-- TASK DETAILS --
Transcribe the material verbatim in full; the pictures do not belong in the copy.

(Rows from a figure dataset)
_____

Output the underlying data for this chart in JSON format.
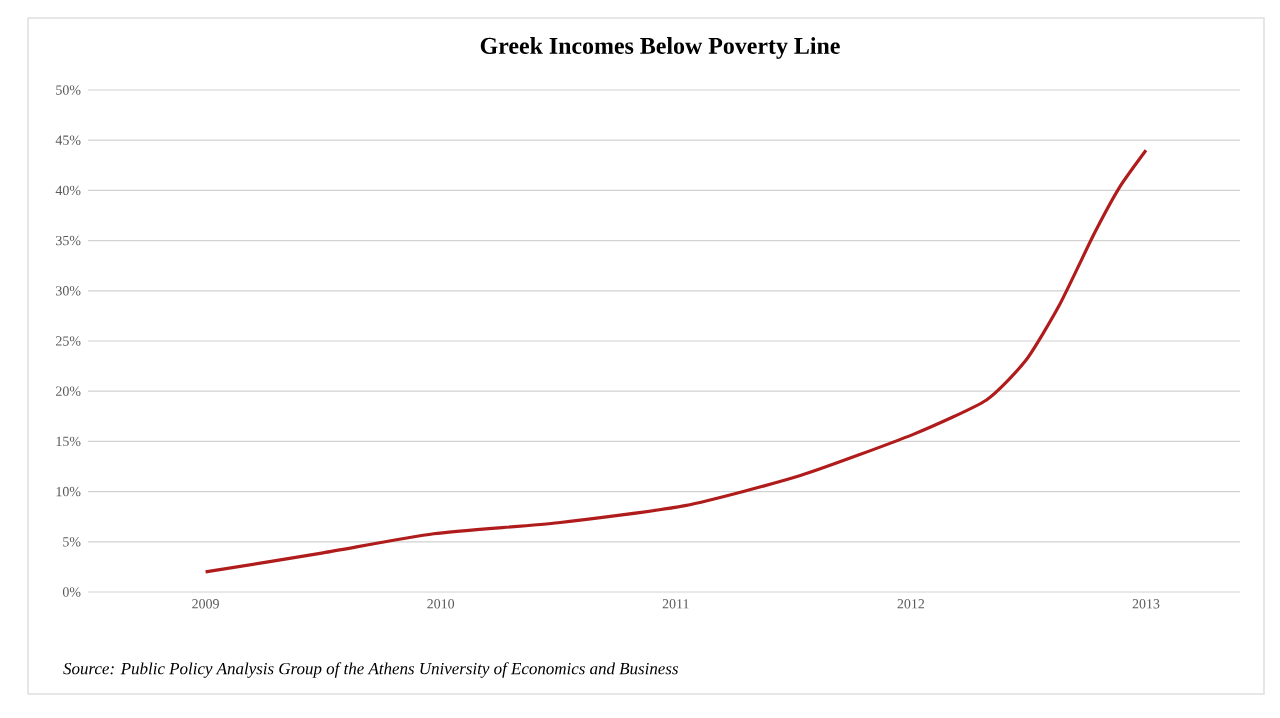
{
  "chart_data": {
    "type": "line",
    "title": "Greek Incomes Below Poverty Line",
    "x": [
      2009,
      2009.5,
      2009.97,
      2010.5,
      2011.04,
      2011.53,
      2012.01,
      2012.32,
      2012.49,
      2012.63,
      2012.78,
      2012.89,
      2013.0
    ],
    "series": [
      {
        "color": "#b01c1c",
        "values": [
          2.0,
          3.9,
          5.8,
          6.9,
          8.6,
          11.6,
          15.7,
          19.1,
          23.1,
          28.5,
          35.7,
          40.4,
          44.0
        ]
      }
    ],
    "xlim": [
      2008.5,
      2013.4
    ],
    "xticks": [
      2009,
      2010,
      2011,
      2012,
      2013
    ],
    "ylim": [
      0,
      50
    ],
    "yticks": [
      {
        "value": 0,
        "label": "0%"
      },
      {
        "value": 5,
        "label": "5%"
      },
      {
        "value": 10,
        "label": "10%"
      },
      {
        "value": 15,
        "label": "15%"
      },
      {
        "value": 20,
        "label": "20%"
      },
      {
        "value": 25,
        "label": "25%"
      },
      {
        "value": 30,
        "label": "30%"
      },
      {
        "value": 35,
        "label": "35%"
      },
      {
        "value": 40,
        "label": "40%"
      },
      {
        "value": 45,
        "label": "45%"
      },
      {
        "value": 50,
        "label": "50%"
      }
    ],
    "grid": "y",
    "marker": "none",
    "line_style": "solid",
    "annotations": [
      "Source: Public Policy Analysis Group of the Athens University of Economics and Business"
    ]
  }
}
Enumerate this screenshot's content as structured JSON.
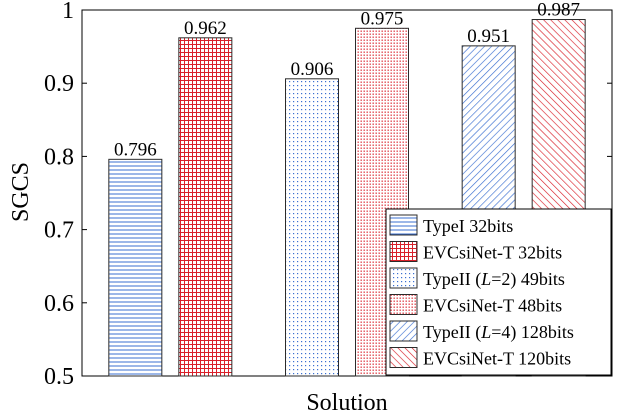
{
  "chart_data": {
    "type": "bar",
    "title": "",
    "xlabel": "Solution",
    "ylabel": "SGCS",
    "ylim": [
      0.5,
      1.0
    ],
    "yticks": [
      0.5,
      0.6,
      0.7,
      0.8,
      0.9,
      1.0
    ],
    "ytick_labels": [
      "0.5",
      "0.6",
      "0.7",
      "0.8",
      "0.9",
      "1"
    ],
    "grid": false,
    "legend_position": "bottom-right",
    "groups": [
      {
        "bars": [
          0,
          1
        ]
      },
      {
        "bars": [
          2,
          3
        ]
      },
      {
        "bars": [
          4,
          5
        ]
      }
    ],
    "series": [
      {
        "name": "TypeI 32bits",
        "name_parts": [
          {
            "t": "TypeI 32bits",
            "i": false
          }
        ],
        "value": 0.796,
        "label": "0.796",
        "color": "#3a6fd1",
        "pattern": "hlines"
      },
      {
        "name": "EVCsiNet-T 32bits",
        "name_parts": [
          {
            "t": "EVCsiNet-T 32bits",
            "i": false
          }
        ],
        "value": 0.962,
        "label": "0.962",
        "color": "#d9202a",
        "pattern": "grid"
      },
      {
        "name": "TypeII (L=2) 49bits",
        "name_parts": [
          {
            "t": "TypeII (",
            "i": false
          },
          {
            "t": "L",
            "i": true
          },
          {
            "t": "=2) 49bits",
            "i": false
          }
        ],
        "value": 0.906,
        "label": "0.906",
        "color": "#3a6fd1",
        "pattern": "dots"
      },
      {
        "name": "EVCsiNet-T 48bits",
        "name_parts": [
          {
            "t": "EVCsiNet-T 48bits",
            "i": false
          }
        ],
        "value": 0.975,
        "label": "0.975",
        "color": "#d9202a",
        "pattern": "dense-dots"
      },
      {
        "name": "TypeII (L=4) 128bits",
        "name_parts": [
          {
            "t": "TypeII (",
            "i": false
          },
          {
            "t": "L",
            "i": true
          },
          {
            "t": "=4) 128bits",
            "i": false
          }
        ],
        "value": 0.951,
        "label": "0.951",
        "color": "#3a6fd1",
        "pattern": "diag-back"
      },
      {
        "name": "EVCsiNet-T 120bits",
        "name_parts": [
          {
            "t": "EVCsiNet-T 120bits",
            "i": false
          }
        ],
        "value": 0.987,
        "label": "0.987",
        "color": "#d9202a",
        "pattern": "diag-fwd"
      }
    ]
  }
}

_____

-- EXERCISE RESULT --
Output the underlying data for this chart in JSON format.
{
  "chart_data": {
    "type": "line",
    "title": "Greek Incomes Below Poverty Line",
    "x": [
      2009,
      2009.5,
      2009.97,
      2010.5,
      2011.04,
      2011.53,
      2012.01,
      2012.32,
      2012.49,
      2012.63,
      2012.78,
      2012.89,
      2013.0
    ],
    "series": [
      {
        "color": "#b01c1c",
        "values": [
          2.0,
          3.9,
          5.8,
          6.9,
          8.6,
          11.6,
          15.7,
          19.1,
          23.1,
          28.5,
          35.7,
          40.4,
          44.0
        ]
      }
    ],
    "xlim": [
      2008.5,
      2013.4
    ],
    "xticks": [
      2009,
      2010,
      2011,
      2012,
      2013
    ],
    "ylim": [
      0,
      50
    ],
    "yticks": [
      {
        "value": 0,
        "label": "0%"
      },
      {
        "value": 5,
        "label": "5%"
      },
      {
        "value": 10,
        "label": "10%"
      },
      {
        "value": 15,
        "label": "15%"
      },
      {
        "value": 20,
        "label": "20%"
      },
      {
        "value": 25,
        "label": "25%"
      },
      {
        "value": 30,
        "label": "30%"
      },
      {
        "value": 35,
        "label": "35%"
      },
      {
        "value": 40,
        "label": "40%"
      },
      {
        "value": 45,
        "label": "45%"
      },
      {
        "value": 50,
        "label": "50%"
      }
    ],
    "grid": "y",
    "marker": "none",
    "line_style": "solid",
    "annotations": [
      "Source: Public Policy Analysis Group of the Athens University of Economics and Business"
    ]
  }
}
Enumerate this screenshot's content as structured JSON.
{
  "chart_data": {
    "type": "bar",
    "title": "",
    "xlabel": "Solution",
    "ylabel": "SGCS",
    "ylim": [
      0.5,
      1.0
    ],
    "yticks": [
      0.5,
      0.6,
      0.7,
      0.8,
      0.9,
      1.0
    ],
    "ytick_labels": [
      "0.5",
      "0.6",
      "0.7",
      "0.8",
      "0.9",
      "1"
    ],
    "grid": false,
    "legend_position": "bottom-right",
    "groups": [
      {
        "bars": [
          0,
          1
        ]
      },
      {
        "bars": [
          2,
          3
        ]
      },
      {
        "bars": [
          4,
          5
        ]
      }
    ],
    "series": [
      {
        "name": "TypeI 32bits",
        "name_parts": [
          {
            "t": "TypeI 32bits",
            "i": false
          }
        ],
        "value": 0.796,
        "label": "0.796",
        "color": "#3a6fd1",
        "pattern": "hlines"
      },
      {
        "name": "EVCsiNet-T 32bits",
        "name_parts": [
          {
            "t": "EVCsiNet-T 32bits",
            "i": false
          }
        ],
        "value": 0.962,
        "label": "0.962",
        "color": "#d9202a",
        "pattern": "grid"
      },
      {
        "name": "TypeII (L=2) 49bits",
        "name_parts": [
          {
            "t": "TypeII (",
            "i": false
          },
          {
            "t": "L",
            "i": true
          },
          {
            "t": "=2) 49bits",
            "i": false
          }
        ],
        "value": 0.906,
        "label": "0.906",
        "color": "#3a6fd1",
        "pattern": "dots"
      },
      {
        "name": "EVCsiNet-T 48bits",
        "name_parts": [
          {
            "t": "EVCsiNet-T 48bits",
            "i": false
          }
        ],
        "value": 0.975,
        "label": "0.975",
        "color": "#d9202a",
        "pattern": "dense-dots"
      },
      {
        "name": "TypeII (L=4) 128bits",
        "name_parts": [
          {
            "t": "TypeII (",
            "i": false
          },
          {
            "t": "L",
            "i": true
          },
          {
            "t": "=4) 128bits",
            "i": false
          }
        ],
        "value": 0.951,
        "label": "0.951",
        "color": "#3a6fd1",
        "pattern": "diag-back"
      },
      {
        "name": "EVCsiNet-T 120bits",
        "name_parts": [
          {
            "t": "EVCsiNet-T 120bits",
            "i": false
          }
        ],
        "value": 0.987,
        "label": "0.987",
        "color": "#d9202a",
        "pattern": "diag-fwd"
      }
    ]
  }
}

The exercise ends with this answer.